Records contained in a dataset:
-*-*-
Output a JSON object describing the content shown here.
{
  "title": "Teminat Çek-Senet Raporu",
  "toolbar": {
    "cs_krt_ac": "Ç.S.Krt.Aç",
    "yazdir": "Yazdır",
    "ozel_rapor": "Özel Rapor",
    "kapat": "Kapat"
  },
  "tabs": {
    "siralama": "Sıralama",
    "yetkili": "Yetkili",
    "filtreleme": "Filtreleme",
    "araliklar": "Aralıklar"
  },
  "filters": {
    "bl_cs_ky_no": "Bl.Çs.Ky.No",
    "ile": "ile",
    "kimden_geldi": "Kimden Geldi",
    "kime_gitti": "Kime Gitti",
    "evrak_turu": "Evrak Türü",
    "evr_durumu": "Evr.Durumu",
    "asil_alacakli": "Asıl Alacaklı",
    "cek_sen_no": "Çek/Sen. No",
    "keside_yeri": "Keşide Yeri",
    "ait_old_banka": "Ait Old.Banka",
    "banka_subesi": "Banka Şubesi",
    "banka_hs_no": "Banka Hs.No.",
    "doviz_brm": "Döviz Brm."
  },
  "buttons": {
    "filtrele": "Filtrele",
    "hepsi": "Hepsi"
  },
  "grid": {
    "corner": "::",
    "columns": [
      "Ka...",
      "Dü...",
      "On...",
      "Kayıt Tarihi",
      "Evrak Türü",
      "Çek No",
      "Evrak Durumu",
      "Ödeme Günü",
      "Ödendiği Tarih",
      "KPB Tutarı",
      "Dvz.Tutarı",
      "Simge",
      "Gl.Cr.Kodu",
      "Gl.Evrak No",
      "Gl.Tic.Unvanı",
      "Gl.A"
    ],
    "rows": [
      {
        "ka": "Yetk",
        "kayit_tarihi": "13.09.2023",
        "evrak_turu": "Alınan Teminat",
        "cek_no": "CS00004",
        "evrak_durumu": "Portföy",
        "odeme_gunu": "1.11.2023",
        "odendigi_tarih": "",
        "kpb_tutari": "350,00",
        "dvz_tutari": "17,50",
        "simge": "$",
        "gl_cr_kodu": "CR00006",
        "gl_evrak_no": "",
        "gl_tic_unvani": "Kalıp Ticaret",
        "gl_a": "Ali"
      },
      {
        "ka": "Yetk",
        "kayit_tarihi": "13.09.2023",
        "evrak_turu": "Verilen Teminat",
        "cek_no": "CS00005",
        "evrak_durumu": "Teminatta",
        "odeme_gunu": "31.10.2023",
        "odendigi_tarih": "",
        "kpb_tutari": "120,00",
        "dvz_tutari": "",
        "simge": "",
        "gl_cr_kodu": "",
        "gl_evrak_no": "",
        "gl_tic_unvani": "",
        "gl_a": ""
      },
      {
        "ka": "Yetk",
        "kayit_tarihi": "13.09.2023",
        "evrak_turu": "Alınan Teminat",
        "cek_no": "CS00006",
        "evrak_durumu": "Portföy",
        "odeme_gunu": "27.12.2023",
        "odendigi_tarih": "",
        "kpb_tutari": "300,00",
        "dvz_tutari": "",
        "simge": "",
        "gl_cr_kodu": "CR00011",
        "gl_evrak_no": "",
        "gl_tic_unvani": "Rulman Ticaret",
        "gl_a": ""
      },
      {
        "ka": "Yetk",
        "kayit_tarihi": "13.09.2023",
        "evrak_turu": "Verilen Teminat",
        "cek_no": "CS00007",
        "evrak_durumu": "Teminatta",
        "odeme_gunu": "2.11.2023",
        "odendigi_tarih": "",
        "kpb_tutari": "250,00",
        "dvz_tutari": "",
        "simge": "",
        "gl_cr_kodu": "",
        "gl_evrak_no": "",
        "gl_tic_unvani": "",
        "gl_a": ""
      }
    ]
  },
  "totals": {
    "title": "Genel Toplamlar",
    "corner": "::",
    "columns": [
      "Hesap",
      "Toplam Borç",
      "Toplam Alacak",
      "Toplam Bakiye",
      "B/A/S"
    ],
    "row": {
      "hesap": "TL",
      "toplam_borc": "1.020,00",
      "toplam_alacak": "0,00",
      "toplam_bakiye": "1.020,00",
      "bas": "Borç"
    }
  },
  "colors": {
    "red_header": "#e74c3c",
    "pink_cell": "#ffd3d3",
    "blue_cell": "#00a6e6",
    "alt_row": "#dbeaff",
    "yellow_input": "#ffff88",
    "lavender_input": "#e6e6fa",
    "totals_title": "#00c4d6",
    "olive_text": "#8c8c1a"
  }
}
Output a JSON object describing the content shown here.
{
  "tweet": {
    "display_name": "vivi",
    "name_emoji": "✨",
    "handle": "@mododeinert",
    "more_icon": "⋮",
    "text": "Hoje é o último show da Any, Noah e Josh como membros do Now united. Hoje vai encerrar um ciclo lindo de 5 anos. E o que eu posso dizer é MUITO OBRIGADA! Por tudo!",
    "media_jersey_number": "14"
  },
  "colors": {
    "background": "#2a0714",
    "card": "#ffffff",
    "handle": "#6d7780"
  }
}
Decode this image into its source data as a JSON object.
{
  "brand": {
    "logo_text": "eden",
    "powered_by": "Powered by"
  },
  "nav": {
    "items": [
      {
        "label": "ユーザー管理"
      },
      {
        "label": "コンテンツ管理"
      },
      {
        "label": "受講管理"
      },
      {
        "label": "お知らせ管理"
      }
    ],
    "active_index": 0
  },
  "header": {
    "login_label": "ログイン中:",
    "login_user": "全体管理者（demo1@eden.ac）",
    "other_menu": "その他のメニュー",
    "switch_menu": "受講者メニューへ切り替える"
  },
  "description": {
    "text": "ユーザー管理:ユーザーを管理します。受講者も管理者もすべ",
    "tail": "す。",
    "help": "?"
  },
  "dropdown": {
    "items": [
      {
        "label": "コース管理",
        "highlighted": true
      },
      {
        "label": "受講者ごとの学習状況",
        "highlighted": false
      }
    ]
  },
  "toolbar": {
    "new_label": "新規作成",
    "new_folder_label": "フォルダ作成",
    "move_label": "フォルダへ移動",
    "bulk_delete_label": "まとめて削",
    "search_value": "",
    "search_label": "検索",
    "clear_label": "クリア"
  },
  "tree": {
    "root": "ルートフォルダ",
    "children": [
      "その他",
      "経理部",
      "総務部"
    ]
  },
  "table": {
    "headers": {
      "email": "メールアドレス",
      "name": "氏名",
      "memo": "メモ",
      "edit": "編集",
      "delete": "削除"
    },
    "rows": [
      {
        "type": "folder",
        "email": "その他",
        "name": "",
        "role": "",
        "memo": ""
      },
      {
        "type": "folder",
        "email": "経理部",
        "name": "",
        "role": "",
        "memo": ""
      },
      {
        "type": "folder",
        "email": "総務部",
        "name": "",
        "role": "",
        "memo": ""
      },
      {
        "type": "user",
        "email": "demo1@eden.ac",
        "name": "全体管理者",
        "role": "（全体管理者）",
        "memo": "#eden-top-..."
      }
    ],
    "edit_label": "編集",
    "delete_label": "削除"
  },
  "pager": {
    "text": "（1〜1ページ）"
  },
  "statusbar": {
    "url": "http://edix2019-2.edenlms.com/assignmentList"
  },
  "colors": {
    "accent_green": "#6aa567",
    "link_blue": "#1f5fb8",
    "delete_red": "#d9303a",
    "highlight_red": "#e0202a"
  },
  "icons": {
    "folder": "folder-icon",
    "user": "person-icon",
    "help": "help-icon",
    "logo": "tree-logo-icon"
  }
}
-*-*-
Using the data above, output each line exactly.

Output a JSON object describing the content shown here.
{
  "title": "Teminat Çek-Senet Raporu",
  "toolbar": {
    "cs_krt_ac": "Ç.S.Krt.Aç",
    "yazdir": "Yazdır",
    "ozel_rapor": "Özel Rapor",
    "kapat": "Kapat"
  },
  "tabs": {
    "siralama": "Sıralama",
    "yetkili": "Yetkili",
    "filtreleme": "Filtreleme",
    "araliklar": "Aralıklar"
  },
  "filters": {
    "bl_cs_ky_no": "Bl.Çs.Ky.No",
    "ile": "ile",
    "kimden_geldi": "Kimden Geldi",
    "kime_gitti": "Kime Gitti",
    "evrak_turu": "Evrak Türü",
    "evr_durumu": "Evr.Durumu",
    "asil_alacakli": "Asıl Alacaklı",
    "cek_sen_no": "Çek/Sen. No",
    "keside_yeri": "Keşide Yeri",
    "ait_old_banka": "Ait Old.Banka",
    "banka_subesi": "Banka Şubesi",
    "banka_hs_no": "Banka Hs.No.",
    "doviz_brm": "Döviz Brm."
  },
  "buttons": {
    "filtrele": "Filtrele",
    "hepsi": "Hepsi"
  },
  "grid": {
    "corner": "::",
    "columns": [
      "Ka...",
      "Dü...",
      "On...",
      "Kayıt Tarihi",
      "Evrak Türü",
      "Çek No",
      "Evrak Durumu",
      "Ödeme Günü",
      "Ödendiği Tarih",
      "KPB Tutarı",
      "Dvz.Tutarı",
      "Simge",
      "Gl.Cr.Kodu",
      "Gl.Evrak No",
      "Gl.Tic.Unvanı",
      "Gl.A"
    ],
    "rows": [
      {
        "ka": "Yetk",
        "kayit_tarihi": "13.09.2023",
        "evrak_turu": "Alınan Teminat",
        "cek_no": "CS00004",
        "evrak_durumu": "Portföy",
        "odeme_gunu": "1.11.2023",
        "odendigi_tarih": "",
        "kpb_tutari": "350,00",
        "dvz_tutari": "17,50",
        "simge": "$",
        "gl_cr_kodu": "CR00006",
        "gl_evrak_no": "",
        "gl_tic_unvani": "Kalıp Ticaret",
        "gl_a": "Ali"
      },
      {
        "ka": "Yetk",
        "kayit_tarihi": "13.09.2023",
        "evrak_turu": "Verilen Teminat",
        "cek_no": "CS00005",
        "evrak_durumu": "Teminatta",
        "odeme_gunu": "31.10.2023",
        "odendigi_tarih": "",
        "kpb_tutari": "120,00",
        "dvz_tutari": "",
        "simge": "",
        "gl_cr_kodu": "",
        "gl_evrak_no": "",
        "gl_tic_unvani": "",
        "gl_a": ""
      },
      {
        "ka": "Yetk",
        "kayit_tarihi": "13.09.2023",
        "evrak_turu": "Alınan Teminat",
        "cek_no": "CS00006",
        "evrak_durumu": "Portföy",
        "odeme_gunu": "27.12.2023",
        "odendigi_tarih": "",
        "kpb_tutari": "300,00",
        "dvz_tutari": "",
        "simge": "",
        "gl_cr_kodu": "CR00011",
        "gl_evrak_no": "",
        "gl_tic_unvani": "Rulman Ticaret",
        "gl_a": ""
      },
      {
        "ka": "Yetk",
        "kayit_tarihi": "13.09.2023",
        "evrak_turu": "Verilen Teminat",
        "cek_no": "CS00007",
        "evrak_durumu": "Teminatta",
        "odeme_gunu": "2.11.2023",
        "odendigi_tarih": "",
        "kpb_tutari": "250,00",
        "dvz_tutari": "",
        "simge": "",
        "gl_cr_kodu": "",
        "gl_evrak_no": "",
        "gl_tic_unvani": "",
        "gl_a": ""
      }
    ]
  },
  "totals": {
    "title": "Genel Toplamlar",
    "corner": "::",
    "columns": [
      "Hesap",
      "Toplam Borç",
      "Toplam Alacak",
      "Toplam Bakiye",
      "B/A/S"
    ],
    "row": {
      "hesap": "TL",
      "toplam_borc": "1.020,00",
      "toplam_alacak": "0,00",
      "toplam_bakiye": "1.020,00",
      "bas": "Borç"
    }
  },
  "colors": {
    "red_header": "#e74c3c",
    "pink_cell": "#ffd3d3",
    "blue_cell": "#00a6e6",
    "alt_row": "#dbeaff",
    "yellow_input": "#ffff88",
    "lavender_input": "#e6e6fa",
    "totals_title": "#00c4d6",
    "olive_text": "#8c8c1a"
  }
}
Output a JSON object describing the content shown here.
{
  "tweet": {
    "display_name": "vivi",
    "name_emoji": "✨",
    "handle": "@mododeinert",
    "more_icon": "⋮",
    "text": "Hoje é o último show da Any, Noah e Josh como membros do Now united. Hoje vai encerrar um ciclo lindo de 5 anos. E o que eu posso dizer é MUITO OBRIGADA! Por tudo!",
    "media_jersey_number": "14"
  },
  "colors": {
    "background": "#2a0714",
    "card": "#ffffff",
    "handle": "#6d7780"
  }
}
Decode this image into its source data as a JSON object.
{
  "brand": {
    "logo_text": "eden",
    "powered_by": "Powered by"
  },
  "nav": {
    "items": [
      {
        "label": "ユーザー管理"
      },
      {
        "label": "コンテンツ管理"
      },
      {
        "label": "受講管理"
      },
      {
        "label": "お知らせ管理"
      }
    ],
    "active_index": 0
  },
  "header": {
    "login_label": "ログイン中:",
    "login_user": "全体管理者（demo1@eden.ac）",
    "other_menu": "その他のメニュー",
    "switch_menu": "受講者メニューへ切り替える"
  },
  "description": {
    "text": "ユーザー管理:ユーザーを管理します。受講者も管理者もすべ",
    "tail": "す。",
    "help": "?"
  },
  "dropdown": {
    "items": [
      {
        "label": "コース管理",
        "highlighted": true
      },
      {
        "label": "受講者ごとの学習状況",
        "highlighted": false
      }
    ]
  },
  "toolbar": {
    "new_label": "新規作成",
    "new_folder_label": "フォルダ作成",
    "move_label": "フォルダへ移動",
    "bulk_delete_label": "まとめて削",
    "search_value": "",
    "search_label": "検索",
    "clear_label": "クリア"
  },
  "tree": {
    "root": "ルートフォルダ",
    "children": [
      "その他",
      "経理部",
      "総務部"
    ]
  },
  "table": {
    "headers": {
      "email": "メールアドレス",
      "name": "氏名",
      "memo": "メモ",
      "edit": "編集",
      "delete": "削除"
    },
    "rows": [
      {
        "type": "folder",
        "email": "その他",
        "name": "",
        "role": "",
        "memo": ""
      },
      {
        "type": "folder",
        "email": "経理部",
        "name": "",
        "role": "",
        "memo": ""
      },
      {
        "type": "folder",
        "email": "総務部",
        "name": "",
        "role": "",
        "memo": ""
      },
      {
        "type": "user",
        "email": "demo1@eden.ac",
        "name": "全体管理者",
        "role": "（全体管理者）",
        "memo": "#eden-top-..."
      }
    ],
    "edit_label": "編集",
    "delete_label": "削除"
  },
  "pager": {
    "text": "（1〜1ページ）"
  },
  "statusbar": {
    "url": "http://edix2019-2.edenlms.com/assignmentList"
  },
  "colors": {
    "accent_green": "#6aa567",
    "link_blue": "#1f5fb8",
    "delete_red": "#d9303a",
    "highlight_red": "#e0202a"
  },
  "icons": {
    "folder": "folder-icon",
    "user": "person-icon",
    "help": "help-icon",
    "logo": "tree-logo-icon"
  }
}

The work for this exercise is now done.